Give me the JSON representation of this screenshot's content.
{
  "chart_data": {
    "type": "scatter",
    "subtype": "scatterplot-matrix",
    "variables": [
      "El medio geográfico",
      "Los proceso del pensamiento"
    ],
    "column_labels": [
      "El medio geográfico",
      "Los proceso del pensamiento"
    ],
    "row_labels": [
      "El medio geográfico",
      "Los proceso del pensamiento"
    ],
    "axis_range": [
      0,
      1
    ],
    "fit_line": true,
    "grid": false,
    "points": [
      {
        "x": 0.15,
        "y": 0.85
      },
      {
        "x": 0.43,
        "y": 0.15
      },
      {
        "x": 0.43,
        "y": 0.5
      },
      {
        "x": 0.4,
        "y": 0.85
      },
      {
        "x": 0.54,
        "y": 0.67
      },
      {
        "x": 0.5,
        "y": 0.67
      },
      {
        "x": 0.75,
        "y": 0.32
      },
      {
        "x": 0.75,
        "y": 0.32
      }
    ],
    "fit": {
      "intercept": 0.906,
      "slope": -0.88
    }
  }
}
--------------------------------
- DIRECTIONS FOR THIS TASK:
Exactly reproduce every line found in the records.

- COMPLETE OUTPUT:
Give me the JSON representation of this screenshot's content.
{
  "chart_data": {
    "type": "scatter",
    "subtype": "scatterplot-matrix",
    "variables": [
      "El medio geográfico",
      "Los proceso del pensamiento"
    ],
    "column_labels": [
      "El medio geográfico",
      "Los proceso del pensamiento"
    ],
    "row_labels": [
      "El medio geográfico",
      "Los proceso del pensamiento"
    ],
    "axis_range": [
      0,
      1
    ],
    "fit_line": true,
    "grid": false,
    "points": [
      {
        "x": 0.15,
        "y": 0.85
      },
      {
        "x": 0.43,
        "y": 0.15
      },
      {
        "x": 0.43,
        "y": 0.5
      },
      {
        "x": 0.4,
        "y": 0.85
      },
      {
        "x": 0.54,
        "y": 0.67
      },
      {
        "x": 0.5,
        "y": 0.67
      },
      {
        "x": 0.75,
        "y": 0.32
      },
      {
        "x": 0.75,
        "y": 0.32
      }
    ],
    "fit": {
      "intercept": 0.906,
      "slope": -0.88
    }
  }
}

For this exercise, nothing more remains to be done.